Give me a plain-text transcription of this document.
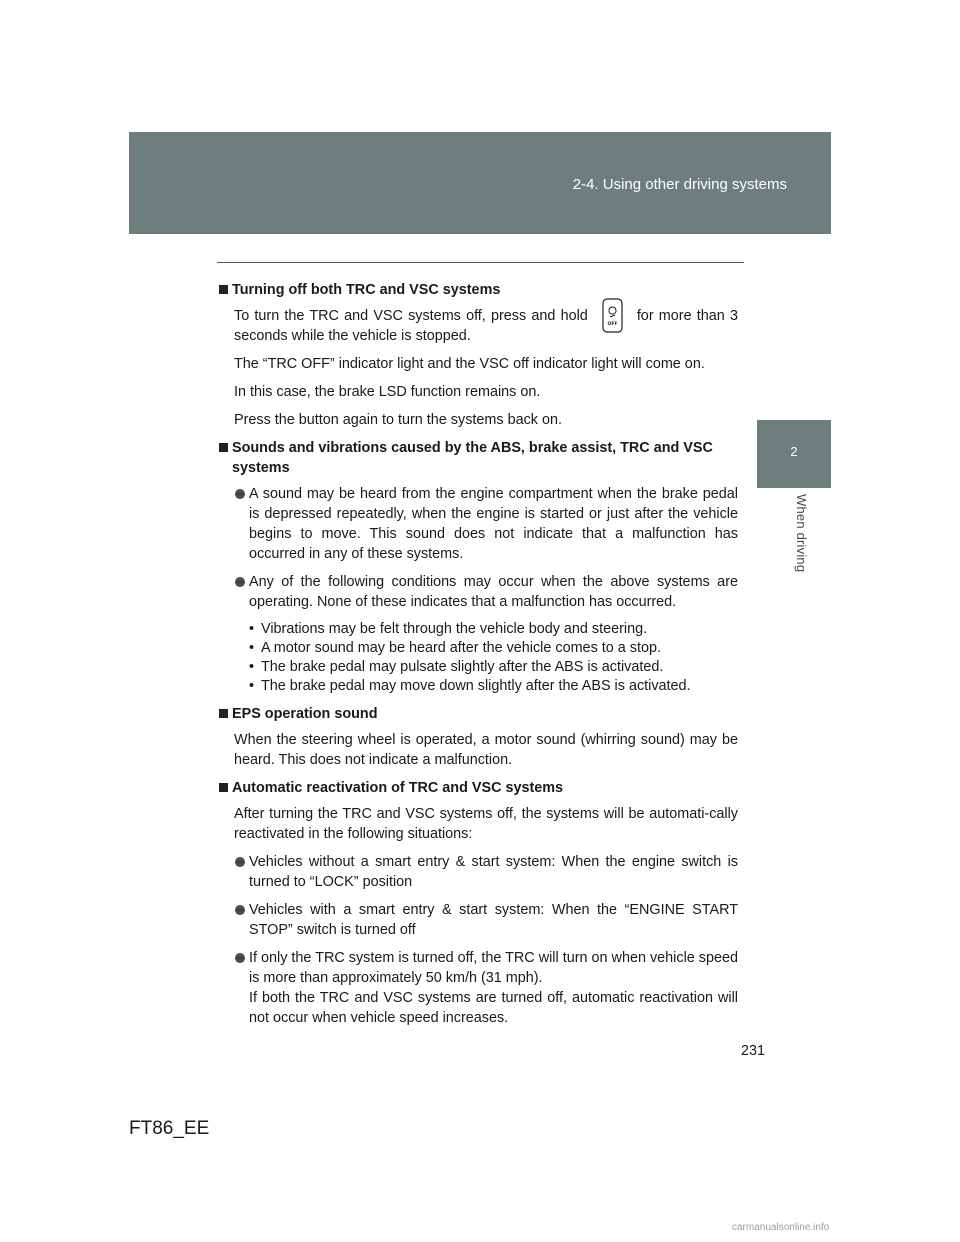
2-4. Using other driving systems
2
When driving
Turning off both TRC and VSC systems

To turn the TRC and VSC systems off, press and hold
OFF
for more than 3 seconds while the vehicle is stopped.

The “TRC OFF” indicator light and the VSC off indicator light will come on.

In this case, the brake LSD function remains on.

Press the button again to turn the systems back on.

Sounds and vibrations caused by the ABS, brake assist, TRC and VSC systems
A sound may be heard from the engine compartment when the brake pedal is depressed repeatedly, when the engine is started or just after the vehicle begins to move. This sound does not indicate that a malfunction has occurred in any of these systems.
Any of the following conditions may occur when the above systems are operating. None of these indicates that a malfunction has occurred.
• Vibrations may be felt through the vehicle body and steering.
• A motor sound may be heard after the vehicle comes to a stop.
• The brake pedal may pulsate slightly after the ABS is activated.
• The brake pedal may move down slightly after the ABS is activated.
EPS operation sound

When the steering wheel is operated, a motor sound (whirring sound) may be heard. This does not indicate a malfunction.

Automatic reactivation of TRC and VSC systems

After turning the TRC and VSC systems off, the systems will be automati-cally reactivated in the following situations:

Vehicles without a smart entry & start system: When the engine switch is turned to “LOCK” position
Vehicles with a smart entry & start system: When the “ENGINE START STOP” switch is turned off
If only the TRC system is turned off, the TRC will turn on when vehicle speed is more than approximately 50 km/h (31 mph).
If both the TRC and VSC systems are turned off, automatic reactivation will not occur when vehicle speed increases.
231
FT86_EE
carmanualsonline.info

____________________

Without the pictures, transcribe the listing above exactly.

Give me a plain-text transcription of this document.
2-4. Using other driving systems
2
When driving
Turning off both TRC and VSC systems

To turn the TRC and VSC systems off, press and hold
OFF
for more than 3 seconds while the vehicle is stopped.

The “TRC OFF” indicator light and the VSC off indicator light will come on.

In this case, the brake LSD function remains on.

Press the button again to turn the systems back on.

Sounds and vibrations caused by the ABS, brake assist, TRC and VSC systems
A sound may be heard from the engine compartment when the brake pedal is depressed repeatedly, when the engine is started or just after the vehicle begins to move. This sound does not indicate that a malfunction has occurred in any of these systems.
Any of the following conditions may occur when the above systems are operating. None of these indicates that a malfunction has occurred.
• Vibrations may be felt through the vehicle body and steering.
• A motor sound may be heard after the vehicle comes to a stop.
• The brake pedal may pulsate slightly after the ABS is activated.
• The brake pedal may move down slightly after the ABS is activated.
EPS operation sound

When the steering wheel is operated, a motor sound (whirring sound) may be heard. This does not indicate a malfunction.

Automatic reactivation of TRC and VSC systems

After turning the TRC and VSC systems off, the systems will be automati-cally reactivated in the following situations:

Vehicles without a smart entry & start system: When the engine switch is turned to “LOCK” position
Vehicles with a smart entry & start system: When the “ENGINE START STOP” switch is turned off
If only the TRC system is turned off, the TRC will turn on when vehicle speed is more than approximately 50 km/h (31 mph).
If both the TRC and VSC systems are turned off, automatic reactivation will not occur when vehicle speed increases.
231
FT86_EE
carmanualsonline.info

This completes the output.